• EXERCISE GOAL:
Count the lines in the entries below that contain the word "Household". Reply with the number only.

• Element location data:
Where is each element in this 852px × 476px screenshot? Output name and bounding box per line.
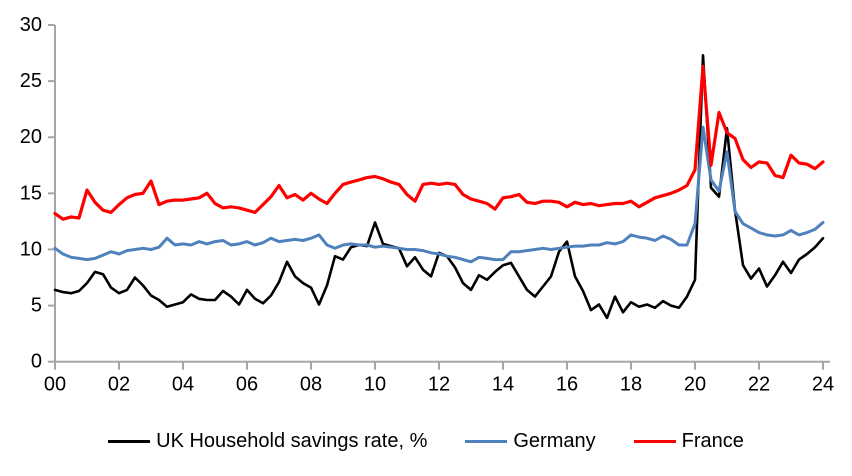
x-tick-label: 04 <box>172 374 194 396</box>
x-tick-label: 10 <box>364 374 386 396</box>
legend-item-france: France <box>633 430 744 452</box>
x-tick-label: 22 <box>748 374 770 396</box>
x-tick-label: 24 <box>812 374 834 396</box>
uk-line-swatch <box>108 439 151 443</box>
y-tick-label: 5 <box>31 295 42 317</box>
x-tick-label: 18 <box>620 374 642 396</box>
x-tick-label: 12 <box>428 374 450 396</box>
series-line-2 <box>53 64 825 221</box>
legend-label-uk: UK Household savings rate, % <box>156 430 428 452</box>
legend-item-uk: UK Household savings rate, % <box>108 431 427 451</box>
y-tick-label: 25 <box>20 70 42 92</box>
x-tick-label: 20 <box>684 374 706 396</box>
germany-line-swatch <box>465 439 508 443</box>
y-tick-label: 15 <box>20 182 42 204</box>
y-tick-label: 20 <box>20 126 42 148</box>
y-tick-label: 0 <box>31 351 42 373</box>
chart-legend: UK Household savings rate, % Germany Fra… <box>0 420 852 462</box>
legend-item-germany: Germany <box>465 430 596 452</box>
x-tick-label: 16 <box>556 374 578 396</box>
france-line-swatch <box>633 439 676 443</box>
legend-label-germany: Germany <box>513 430 596 452</box>
y-tick-label: 10 <box>20 238 42 260</box>
x-tick-label: 08 <box>300 374 322 396</box>
y-tick-label: 30 <box>20 14 42 36</box>
x-tick-label: 00 <box>44 374 66 396</box>
x-tick-label: 06 <box>236 374 258 396</box>
series-line-0 <box>53 53 825 320</box>
x-tick-label: 14 <box>492 374 514 396</box>
x-tick-label: 02 <box>108 374 130 396</box>
series-line-1 <box>53 125 825 264</box>
chart-plot-area: 0 5 10 15 20 25 30 00 02 04 06 08 10 12 14 16 18 20 22 24 <box>20 14 834 396</box>
legend-label-france: France <box>681 430 744 452</box>
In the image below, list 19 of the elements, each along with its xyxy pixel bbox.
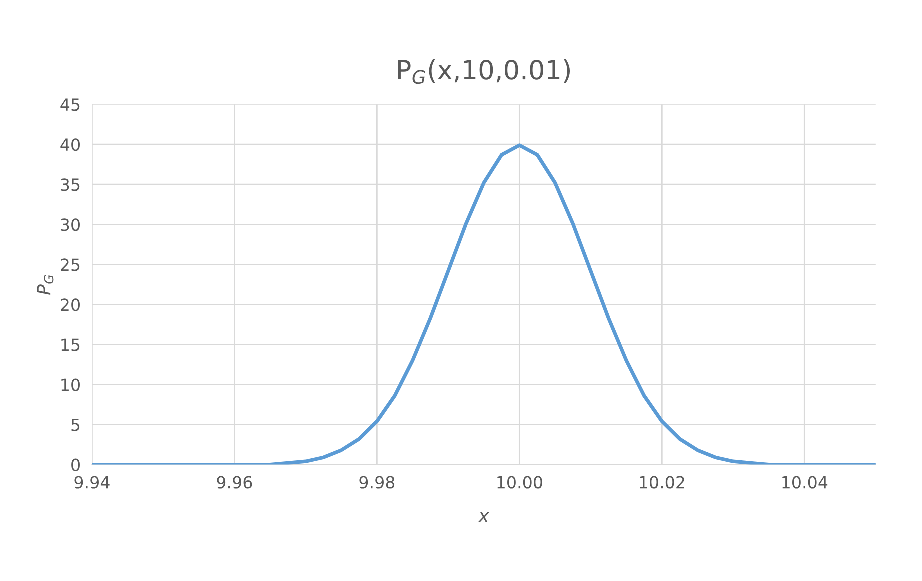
y-tick-label: 10 xyxy=(62,378,80,392)
x-tick-label: 10.02 xyxy=(640,476,684,489)
x-axis-title: x xyxy=(478,512,490,522)
x-tick-label: 9.98 xyxy=(360,476,395,489)
x-tick-label: 10.00 xyxy=(498,476,542,489)
y-tick-label: 40 xyxy=(60,138,80,152)
y-tick-label: 45 xyxy=(60,98,80,112)
y-tick-label: 30 xyxy=(61,218,80,232)
y-tick-label: 25 xyxy=(61,258,80,272)
y-tick-label: 15 xyxy=(62,338,80,352)
y-tick-label: 5 xyxy=(72,418,80,432)
y-tick-label: 0 xyxy=(72,458,80,472)
y-axis-title: P$_{G}$ xyxy=(37,275,54,295)
x-tick-label: 10.04 xyxy=(782,476,828,489)
chart-title: P$_{G}$(x,10,0.01) xyxy=(398,60,570,84)
x-tick-label: 9.96 xyxy=(217,476,252,489)
x-tick-label: 9.94 xyxy=(74,476,110,489)
y-tick-label: 35 xyxy=(61,178,80,192)
y-tick-label: 20 xyxy=(61,298,80,312)
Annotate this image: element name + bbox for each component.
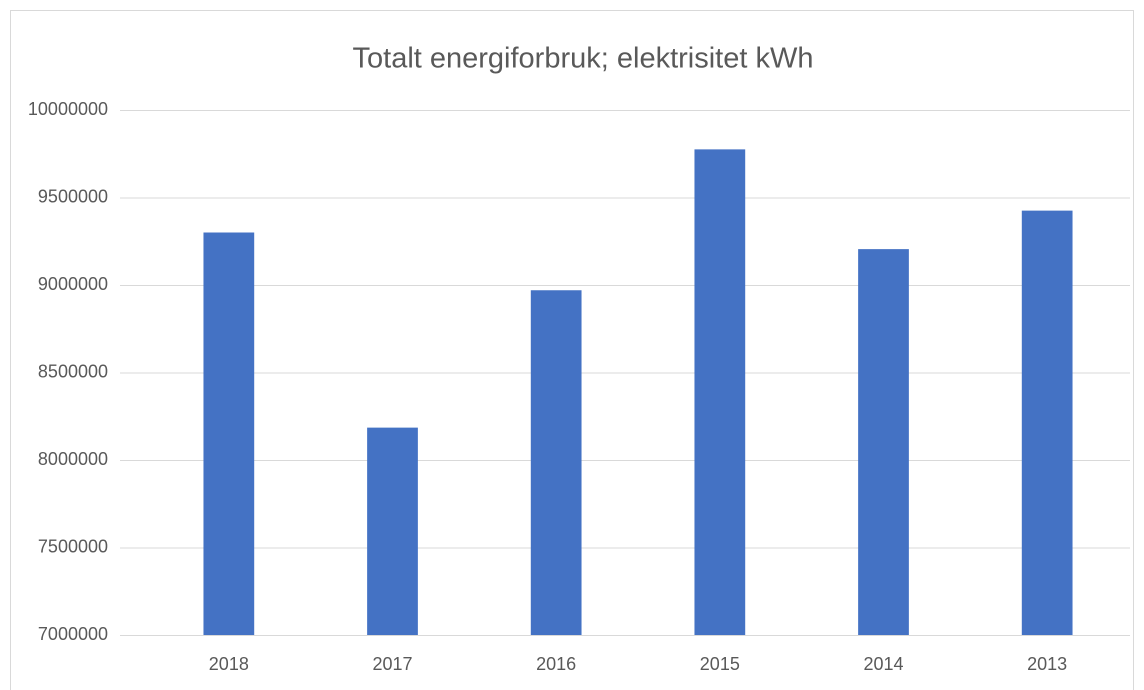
- bar: [530, 290, 582, 635]
- bar: [694, 149, 746, 635]
- bar: [203, 232, 255, 635]
- x-tick-label: 2018: [209, 654, 249, 674]
- y-tick-label: 7000000: [38, 624, 108, 644]
- y-tick-label: 9500000: [38, 186, 108, 206]
- y-tick-label: 10000000: [28, 99, 108, 119]
- x-tick-label: 2013: [1027, 654, 1067, 674]
- bar: [1021, 210, 1073, 635]
- bar: [367, 427, 418, 635]
- x-tick-label: 2016: [536, 654, 576, 674]
- x-tick-label: 2014: [863, 654, 903, 674]
- y-tick-label: 8000000: [38, 449, 108, 469]
- y-tick-label: 8500000: [38, 361, 108, 381]
- x-tick-label: 2015: [700, 654, 740, 674]
- bar: [858, 249, 909, 635]
- chart-title: Totalt energiforbruk; elektrisitet kWh: [353, 43, 814, 75]
- y-tick-label: 7500000: [38, 536, 108, 556]
- x-tick-label: 2017: [372, 654, 412, 674]
- y-tick-label: 9000000: [38, 274, 108, 294]
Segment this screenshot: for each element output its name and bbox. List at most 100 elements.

• EXERCISE RESPONSE:
3